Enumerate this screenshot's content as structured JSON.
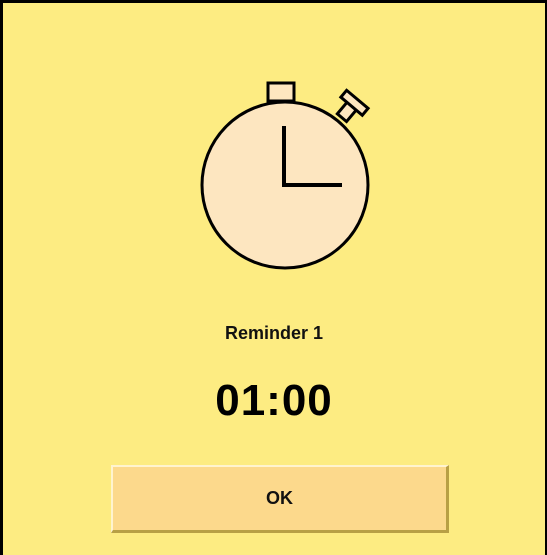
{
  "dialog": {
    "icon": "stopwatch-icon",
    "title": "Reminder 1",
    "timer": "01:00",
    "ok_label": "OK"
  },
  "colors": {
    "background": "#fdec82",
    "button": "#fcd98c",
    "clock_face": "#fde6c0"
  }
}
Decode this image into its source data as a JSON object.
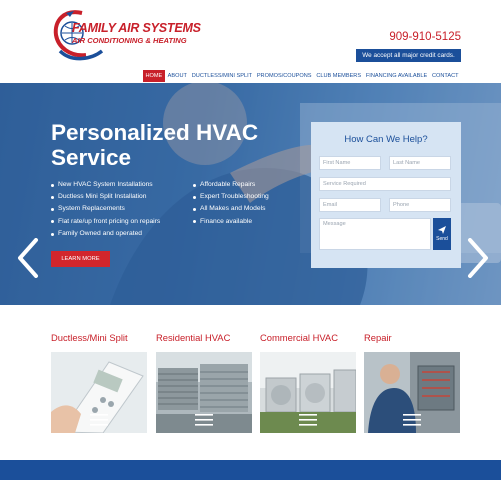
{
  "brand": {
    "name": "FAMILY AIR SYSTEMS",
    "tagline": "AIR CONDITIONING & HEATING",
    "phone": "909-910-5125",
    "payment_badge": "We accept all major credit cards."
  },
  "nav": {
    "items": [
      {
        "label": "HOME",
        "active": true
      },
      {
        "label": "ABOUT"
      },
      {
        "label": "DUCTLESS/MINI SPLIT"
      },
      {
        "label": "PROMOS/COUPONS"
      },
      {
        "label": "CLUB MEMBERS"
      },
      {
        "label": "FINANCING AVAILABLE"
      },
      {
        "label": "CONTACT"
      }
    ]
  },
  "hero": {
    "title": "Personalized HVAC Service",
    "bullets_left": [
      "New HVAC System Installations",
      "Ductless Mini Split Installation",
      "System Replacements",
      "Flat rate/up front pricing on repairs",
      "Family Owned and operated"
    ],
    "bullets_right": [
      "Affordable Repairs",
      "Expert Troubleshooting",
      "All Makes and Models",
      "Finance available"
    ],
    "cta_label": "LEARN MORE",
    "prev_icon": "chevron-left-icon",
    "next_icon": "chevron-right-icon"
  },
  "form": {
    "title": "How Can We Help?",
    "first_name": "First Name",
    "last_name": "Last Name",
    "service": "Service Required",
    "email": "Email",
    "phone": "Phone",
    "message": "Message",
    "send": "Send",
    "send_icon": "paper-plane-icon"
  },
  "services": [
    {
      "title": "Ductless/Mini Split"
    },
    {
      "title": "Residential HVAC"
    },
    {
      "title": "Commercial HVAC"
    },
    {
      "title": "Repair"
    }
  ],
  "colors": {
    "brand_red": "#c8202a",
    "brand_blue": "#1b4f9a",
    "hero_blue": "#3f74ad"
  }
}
# # # # #
> Do this
A faithful copy of the records above is needed, with the pictures left out.

> Answer below
Enumerate this screenshot's content as structured JSON.
{
  "dialog": {
    "icon": "stopwatch-icon",
    "title": "Reminder 1",
    "timer": "01:00",
    "ok_label": "OK"
  },
  "colors": {
    "background": "#fdec82",
    "button": "#fcd98c",
    "clock_face": "#fde6c0"
  }
}
Decode this image into its source data as a JSON object.
{
  "brand": {
    "name": "FAMILY AIR SYSTEMS",
    "tagline": "AIR CONDITIONING & HEATING",
    "phone": "909-910-5125",
    "payment_badge": "We accept all major credit cards."
  },
  "nav": {
    "items": [
      {
        "label": "HOME",
        "active": true
      },
      {
        "label": "ABOUT"
      },
      {
        "label": "DUCTLESS/MINI SPLIT"
      },
      {
        "label": "PROMOS/COUPONS"
      },
      {
        "label": "CLUB MEMBERS"
      },
      {
        "label": "FINANCING AVAILABLE"
      },
      {
        "label": "CONTACT"
      }
    ]
  },
  "hero": {
    "title": "Personalized HVAC Service",
    "bullets_left": [
      "New HVAC System Installations",
      "Ductless Mini Split Installation",
      "System Replacements",
      "Flat rate/up front pricing on repairs",
      "Family Owned and operated"
    ],
    "bullets_right": [
      "Affordable Repairs",
      "Expert Troubleshooting",
      "All Makes and Models",
      "Finance available"
    ],
    "cta_label": "LEARN MORE",
    "prev_icon": "chevron-left-icon",
    "next_icon": "chevron-right-icon"
  },
  "form": {
    "title": "How Can We Help?",
    "first_name": "First Name",
    "last_name": "Last Name",
    "service": "Service Required",
    "email": "Email",
    "phone": "Phone",
    "message": "Message",
    "send": "Send",
    "send_icon": "paper-plane-icon"
  },
  "services": [
    {
      "title": "Ductless/Mini Split"
    },
    {
      "title": "Residential HVAC"
    },
    {
      "title": "Commercial HVAC"
    },
    {
      "title": "Repair"
    }
  ],
  "colors": {
    "brand_red": "#c8202a",
    "brand_blue": "#1b4f9a",
    "hero_blue": "#3f74ad"
  }
}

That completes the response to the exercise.